### What is needed
Show every line below where "fois" can be found.

[START]

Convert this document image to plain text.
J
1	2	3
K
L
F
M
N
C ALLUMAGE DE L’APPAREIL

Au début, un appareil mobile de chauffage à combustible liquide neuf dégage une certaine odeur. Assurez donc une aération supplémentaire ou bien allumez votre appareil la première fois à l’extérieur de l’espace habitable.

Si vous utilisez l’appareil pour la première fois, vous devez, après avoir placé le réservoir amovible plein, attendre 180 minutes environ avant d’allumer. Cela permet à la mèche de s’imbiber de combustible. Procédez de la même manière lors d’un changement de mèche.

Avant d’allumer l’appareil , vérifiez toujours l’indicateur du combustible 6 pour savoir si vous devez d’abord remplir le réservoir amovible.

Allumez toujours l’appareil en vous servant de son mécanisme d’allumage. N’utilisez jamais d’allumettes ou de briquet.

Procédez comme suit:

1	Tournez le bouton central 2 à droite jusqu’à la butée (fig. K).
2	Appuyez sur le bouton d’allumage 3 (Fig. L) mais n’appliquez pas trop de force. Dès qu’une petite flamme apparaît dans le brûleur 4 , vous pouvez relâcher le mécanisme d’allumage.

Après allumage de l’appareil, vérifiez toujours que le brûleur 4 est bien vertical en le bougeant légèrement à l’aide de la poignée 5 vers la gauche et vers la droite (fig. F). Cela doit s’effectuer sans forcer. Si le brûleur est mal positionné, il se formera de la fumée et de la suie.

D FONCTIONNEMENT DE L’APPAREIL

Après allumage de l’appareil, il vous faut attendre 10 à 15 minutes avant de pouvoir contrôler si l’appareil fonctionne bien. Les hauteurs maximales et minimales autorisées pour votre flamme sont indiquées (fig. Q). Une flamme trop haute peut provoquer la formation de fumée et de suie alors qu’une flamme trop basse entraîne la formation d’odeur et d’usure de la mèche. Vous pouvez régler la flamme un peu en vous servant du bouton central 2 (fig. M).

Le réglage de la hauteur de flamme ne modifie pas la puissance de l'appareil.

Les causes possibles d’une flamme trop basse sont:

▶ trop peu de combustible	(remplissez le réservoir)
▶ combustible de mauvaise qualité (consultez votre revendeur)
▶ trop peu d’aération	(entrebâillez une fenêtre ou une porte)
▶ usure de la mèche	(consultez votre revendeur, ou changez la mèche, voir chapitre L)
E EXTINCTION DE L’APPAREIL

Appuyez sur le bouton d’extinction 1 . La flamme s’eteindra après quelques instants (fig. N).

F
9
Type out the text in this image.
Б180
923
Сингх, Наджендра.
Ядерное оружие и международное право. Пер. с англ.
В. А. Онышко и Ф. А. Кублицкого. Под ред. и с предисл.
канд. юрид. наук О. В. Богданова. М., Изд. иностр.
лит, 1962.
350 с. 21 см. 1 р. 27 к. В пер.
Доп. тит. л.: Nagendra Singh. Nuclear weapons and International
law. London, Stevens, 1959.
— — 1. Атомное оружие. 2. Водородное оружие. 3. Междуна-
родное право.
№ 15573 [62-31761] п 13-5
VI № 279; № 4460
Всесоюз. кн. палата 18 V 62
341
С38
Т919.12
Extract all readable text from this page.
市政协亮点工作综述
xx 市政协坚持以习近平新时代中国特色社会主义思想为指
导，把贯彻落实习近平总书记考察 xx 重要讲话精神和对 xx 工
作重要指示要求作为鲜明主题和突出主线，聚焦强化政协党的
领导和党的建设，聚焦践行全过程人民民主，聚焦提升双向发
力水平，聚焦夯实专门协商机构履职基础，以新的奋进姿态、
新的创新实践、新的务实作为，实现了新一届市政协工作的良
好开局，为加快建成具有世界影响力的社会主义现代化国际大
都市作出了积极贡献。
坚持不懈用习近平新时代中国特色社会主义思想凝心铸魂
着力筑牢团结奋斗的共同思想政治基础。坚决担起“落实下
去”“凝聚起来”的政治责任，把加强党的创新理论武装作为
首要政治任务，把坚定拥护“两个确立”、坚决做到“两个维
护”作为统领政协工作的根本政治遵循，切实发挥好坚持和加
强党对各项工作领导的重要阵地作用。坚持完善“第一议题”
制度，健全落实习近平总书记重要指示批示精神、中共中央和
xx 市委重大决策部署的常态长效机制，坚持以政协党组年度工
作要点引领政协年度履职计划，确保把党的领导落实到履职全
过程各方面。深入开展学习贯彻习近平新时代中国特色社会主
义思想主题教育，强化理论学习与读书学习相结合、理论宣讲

[END]

### Answer in full
Au début, un appareil mobile de chauffage à combustible liquide neuf dégage une certaine odeur. Assurez donc une aération supplémentaire ou bien allumez votre appareil la première fois à l’extérieur de l’espace habitable.
Si vous utilisez l’appareil pour la première fois, vous devez, après avoir placé le réservoir amovible plein, attendre 180 minutes environ avant d’allumer. Cela permet à la mèche de s’imbiber de combustible. Procédez de la même manière lors d’un changement de mèche.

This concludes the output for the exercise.